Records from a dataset
•••
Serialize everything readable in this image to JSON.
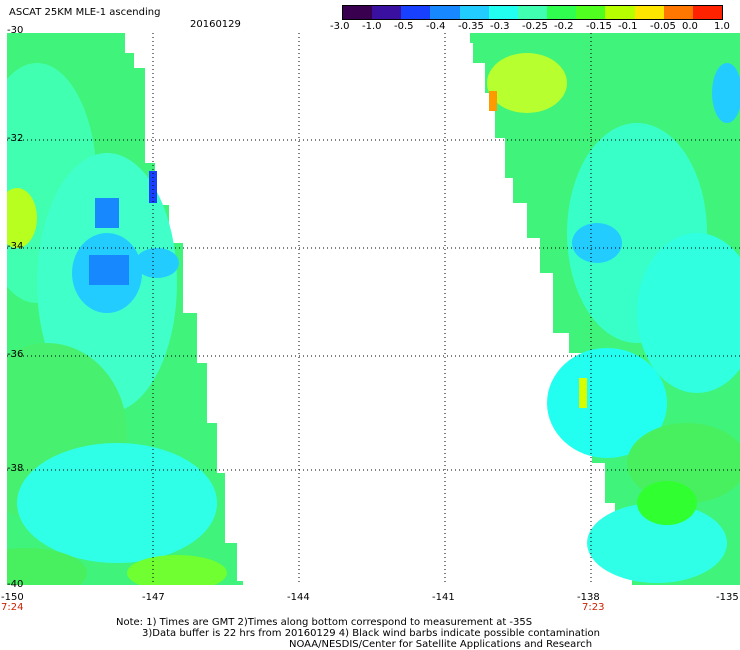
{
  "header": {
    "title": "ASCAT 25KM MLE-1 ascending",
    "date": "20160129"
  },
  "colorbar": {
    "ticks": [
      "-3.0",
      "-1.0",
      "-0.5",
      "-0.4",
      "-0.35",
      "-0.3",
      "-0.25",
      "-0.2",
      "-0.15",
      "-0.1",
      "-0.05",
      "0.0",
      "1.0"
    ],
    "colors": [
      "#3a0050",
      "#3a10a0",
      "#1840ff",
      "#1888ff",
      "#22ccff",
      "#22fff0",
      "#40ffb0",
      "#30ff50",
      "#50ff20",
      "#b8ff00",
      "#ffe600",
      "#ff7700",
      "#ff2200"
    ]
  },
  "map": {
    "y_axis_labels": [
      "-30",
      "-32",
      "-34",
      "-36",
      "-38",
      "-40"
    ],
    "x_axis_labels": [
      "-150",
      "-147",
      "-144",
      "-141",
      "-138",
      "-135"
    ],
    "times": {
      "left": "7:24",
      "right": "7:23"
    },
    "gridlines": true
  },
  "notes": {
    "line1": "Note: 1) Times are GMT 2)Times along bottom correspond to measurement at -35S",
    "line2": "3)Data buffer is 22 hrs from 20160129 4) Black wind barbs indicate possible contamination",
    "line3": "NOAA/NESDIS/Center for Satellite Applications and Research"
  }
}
•••
The pictures should not appear in the copy; every other part of the records above must be returned exactly.

Serialize everything readable in this image to JSON.
{
  "header": {
    "title": "ASCAT 25KM MLE-1 ascending",
    "date": "20160129"
  },
  "colorbar": {
    "ticks": [
      "-3.0",
      "-1.0",
      "-0.5",
      "-0.4",
      "-0.35",
      "-0.3",
      "-0.25",
      "-0.2",
      "-0.15",
      "-0.1",
      "-0.05",
      "0.0",
      "1.0"
    ],
    "colors": [
      "#3a0050",
      "#3a10a0",
      "#1840ff",
      "#1888ff",
      "#22ccff",
      "#22fff0",
      "#40ffb0",
      "#30ff50",
      "#50ff20",
      "#b8ff00",
      "#ffe600",
      "#ff7700",
      "#ff2200"
    ]
  },
  "map": {
    "y_axis_labels": [
      "-30",
      "-32",
      "-34",
      "-36",
      "-38",
      "-40"
    ],
    "x_axis_labels": [
      "-150",
      "-147",
      "-144",
      "-141",
      "-138",
      "-135"
    ],
    "times": {
      "left": "7:24",
      "right": "7:23"
    },
    "gridlines": true
  },
  "notes": {
    "line1": "Note: 1) Times are GMT 2)Times along bottom correspond to measurement at -35S",
    "line2": "3)Data buffer is 22 hrs from 20160129 4) Black wind barbs indicate possible contamination",
    "line3": "NOAA/NESDIS/Center for Satellite Applications and Research"
  }
}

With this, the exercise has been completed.